EXERCISE PROMPT:
Check each line of the entries below for the word "exempel", and copy the lines that have it.

[Dataset records]

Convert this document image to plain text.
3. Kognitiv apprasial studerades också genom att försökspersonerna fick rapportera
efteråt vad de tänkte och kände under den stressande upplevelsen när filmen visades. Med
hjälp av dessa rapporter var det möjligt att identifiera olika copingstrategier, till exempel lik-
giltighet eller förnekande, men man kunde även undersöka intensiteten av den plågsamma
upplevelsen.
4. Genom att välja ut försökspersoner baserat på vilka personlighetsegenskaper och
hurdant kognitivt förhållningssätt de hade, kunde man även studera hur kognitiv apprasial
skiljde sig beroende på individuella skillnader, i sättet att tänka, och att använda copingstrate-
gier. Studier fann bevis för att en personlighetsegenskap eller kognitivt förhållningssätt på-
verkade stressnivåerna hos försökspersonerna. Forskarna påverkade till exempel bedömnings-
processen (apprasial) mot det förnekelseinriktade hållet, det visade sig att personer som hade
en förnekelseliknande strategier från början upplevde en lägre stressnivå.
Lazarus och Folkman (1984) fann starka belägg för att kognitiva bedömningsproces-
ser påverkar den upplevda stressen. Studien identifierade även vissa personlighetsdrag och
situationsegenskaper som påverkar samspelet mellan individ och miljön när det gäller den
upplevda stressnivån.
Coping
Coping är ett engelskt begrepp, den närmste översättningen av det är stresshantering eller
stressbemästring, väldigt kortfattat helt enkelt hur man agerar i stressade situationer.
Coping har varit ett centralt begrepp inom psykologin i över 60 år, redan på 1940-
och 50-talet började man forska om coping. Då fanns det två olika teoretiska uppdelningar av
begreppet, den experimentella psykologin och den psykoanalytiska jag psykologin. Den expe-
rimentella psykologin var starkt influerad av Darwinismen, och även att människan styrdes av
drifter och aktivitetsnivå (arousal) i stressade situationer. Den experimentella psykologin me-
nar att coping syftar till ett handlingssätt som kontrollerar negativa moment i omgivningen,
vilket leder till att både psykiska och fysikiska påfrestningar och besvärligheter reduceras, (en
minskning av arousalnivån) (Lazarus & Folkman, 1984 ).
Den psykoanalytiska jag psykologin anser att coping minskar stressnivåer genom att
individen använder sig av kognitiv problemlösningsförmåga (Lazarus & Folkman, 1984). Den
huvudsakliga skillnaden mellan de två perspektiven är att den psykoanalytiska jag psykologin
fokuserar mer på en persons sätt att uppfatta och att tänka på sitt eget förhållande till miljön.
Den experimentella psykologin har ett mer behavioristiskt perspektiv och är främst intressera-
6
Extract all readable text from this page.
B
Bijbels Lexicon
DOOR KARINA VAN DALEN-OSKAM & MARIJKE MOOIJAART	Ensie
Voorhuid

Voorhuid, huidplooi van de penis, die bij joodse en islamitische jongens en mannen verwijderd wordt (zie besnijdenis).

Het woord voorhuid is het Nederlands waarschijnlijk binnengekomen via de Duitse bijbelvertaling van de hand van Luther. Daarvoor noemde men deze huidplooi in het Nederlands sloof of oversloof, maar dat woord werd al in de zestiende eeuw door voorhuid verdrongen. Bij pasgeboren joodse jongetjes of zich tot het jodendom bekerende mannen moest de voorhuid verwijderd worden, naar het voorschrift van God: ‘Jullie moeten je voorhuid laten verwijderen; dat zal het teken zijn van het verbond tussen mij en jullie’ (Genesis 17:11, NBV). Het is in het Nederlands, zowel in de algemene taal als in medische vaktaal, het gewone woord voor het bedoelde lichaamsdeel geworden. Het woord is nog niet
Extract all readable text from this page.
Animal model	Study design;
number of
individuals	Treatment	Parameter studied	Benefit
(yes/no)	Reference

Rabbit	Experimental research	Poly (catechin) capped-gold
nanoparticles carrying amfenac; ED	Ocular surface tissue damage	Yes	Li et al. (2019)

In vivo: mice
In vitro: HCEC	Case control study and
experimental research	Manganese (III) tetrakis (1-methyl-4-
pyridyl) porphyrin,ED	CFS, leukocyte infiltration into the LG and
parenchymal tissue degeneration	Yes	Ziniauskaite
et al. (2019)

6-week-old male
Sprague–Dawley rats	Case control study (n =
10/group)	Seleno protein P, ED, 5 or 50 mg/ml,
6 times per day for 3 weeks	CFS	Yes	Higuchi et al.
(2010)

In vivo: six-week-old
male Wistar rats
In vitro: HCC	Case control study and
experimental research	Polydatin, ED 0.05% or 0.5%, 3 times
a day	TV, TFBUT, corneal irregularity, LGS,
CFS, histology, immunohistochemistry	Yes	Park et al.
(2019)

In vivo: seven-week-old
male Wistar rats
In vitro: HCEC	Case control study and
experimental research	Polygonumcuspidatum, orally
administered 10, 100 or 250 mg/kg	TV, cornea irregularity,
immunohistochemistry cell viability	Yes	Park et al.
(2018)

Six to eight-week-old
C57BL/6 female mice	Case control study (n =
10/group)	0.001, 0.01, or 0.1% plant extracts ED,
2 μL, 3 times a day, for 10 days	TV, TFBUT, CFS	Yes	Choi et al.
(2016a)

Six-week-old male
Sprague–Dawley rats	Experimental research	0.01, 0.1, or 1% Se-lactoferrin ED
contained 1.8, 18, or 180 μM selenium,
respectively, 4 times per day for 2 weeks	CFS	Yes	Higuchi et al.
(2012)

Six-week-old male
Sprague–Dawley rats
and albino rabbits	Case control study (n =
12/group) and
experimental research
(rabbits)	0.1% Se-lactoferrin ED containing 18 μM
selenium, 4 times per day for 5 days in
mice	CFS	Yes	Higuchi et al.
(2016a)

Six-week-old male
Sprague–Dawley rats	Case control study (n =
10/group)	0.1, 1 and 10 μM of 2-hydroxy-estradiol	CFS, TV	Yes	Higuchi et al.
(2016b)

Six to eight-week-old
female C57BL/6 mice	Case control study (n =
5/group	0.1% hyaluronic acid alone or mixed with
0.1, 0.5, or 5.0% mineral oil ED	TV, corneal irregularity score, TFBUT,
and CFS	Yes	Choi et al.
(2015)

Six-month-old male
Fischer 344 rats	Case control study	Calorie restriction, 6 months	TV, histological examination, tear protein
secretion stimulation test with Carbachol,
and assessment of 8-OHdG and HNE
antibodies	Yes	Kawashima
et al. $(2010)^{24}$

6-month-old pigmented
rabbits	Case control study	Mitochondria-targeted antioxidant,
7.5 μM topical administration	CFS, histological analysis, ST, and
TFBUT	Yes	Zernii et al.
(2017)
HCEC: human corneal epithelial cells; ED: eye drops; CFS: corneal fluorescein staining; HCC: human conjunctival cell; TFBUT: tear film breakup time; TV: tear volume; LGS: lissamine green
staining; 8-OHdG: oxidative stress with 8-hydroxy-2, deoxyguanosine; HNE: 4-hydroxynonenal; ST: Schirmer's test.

OUTPUT OF THE EXERCISE:
hjälp av dessa rapporter var det möjligt att identifiera olika copingstrategier, till exempel lik-
verkade stressnivåerna hos försökspersonerna. Forskarna påverkade till exempel bedömnings-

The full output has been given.